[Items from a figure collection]
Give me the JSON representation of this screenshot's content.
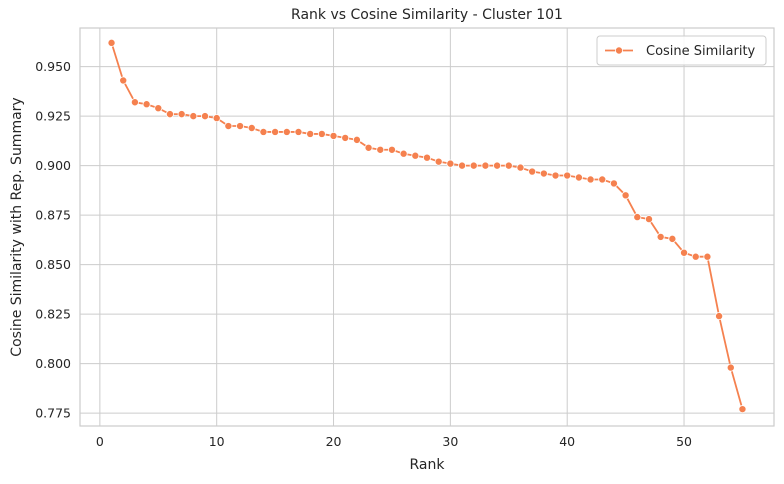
{
  "chart_data": {
    "type": "line",
    "title": "Rank vs Cosine Similarity - Cluster 101",
    "xlabel": "Rank",
    "ylabel": "Cosine Similarity with Rep. Summary",
    "xlim": [
      -1.7,
      57.7
    ],
    "ylim": [
      0.7685,
      0.9695
    ],
    "xticks": [
      0,
      10,
      20,
      30,
      40,
      50
    ],
    "yticks": [
      0.775,
      0.8,
      0.825,
      0.85,
      0.875,
      0.9,
      0.925,
      0.95
    ],
    "ytick_labels": [
      "0.775",
      "0.800",
      "0.825",
      "0.850",
      "0.875",
      "0.900",
      "0.925",
      "0.950"
    ],
    "grid": true,
    "legend_position": "top-right",
    "series": [
      {
        "name": "Cosine Similarity",
        "color": "#f5814f",
        "marker": "circle",
        "x": [
          1,
          2,
          3,
          4,
          5,
          6,
          7,
          8,
          9,
          10,
          11,
          12,
          13,
          14,
          15,
          16,
          17,
          18,
          19,
          20,
          21,
          22,
          23,
          24,
          25,
          26,
          27,
          28,
          29,
          30,
          31,
          32,
          33,
          34,
          35,
          36,
          37,
          38,
          39,
          40,
          41,
          42,
          43,
          44,
          45,
          46,
          47,
          48,
          49,
          50,
          51,
          52,
          53,
          54,
          55
        ],
        "y": [
          0.962,
          0.943,
          0.932,
          0.931,
          0.929,
          0.926,
          0.926,
          0.925,
          0.925,
          0.924,
          0.92,
          0.92,
          0.919,
          0.917,
          0.917,
          0.917,
          0.917,
          0.916,
          0.916,
          0.915,
          0.914,
          0.913,
          0.909,
          0.908,
          0.908,
          0.906,
          0.905,
          0.904,
          0.902,
          0.901,
          0.9,
          0.9,
          0.9,
          0.9,
          0.9,
          0.899,
          0.897,
          0.896,
          0.895,
          0.895,
          0.894,
          0.893,
          0.893,
          0.891,
          0.885,
          0.874,
          0.873,
          0.864,
          0.863,
          0.856,
          0.854,
          0.854,
          0.824,
          0.798,
          0.777
        ]
      }
    ]
  }
}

**PROBLEM**
Return all lines with the word "Similarity" in them.

**RESULT FOR THIS TASK**
    "title": "Rank vs Cosine Similarity - Cluster 101",
    "ylabel": "Cosine Similarity with Rep. Summary",
        "name": "Cosine Similarity",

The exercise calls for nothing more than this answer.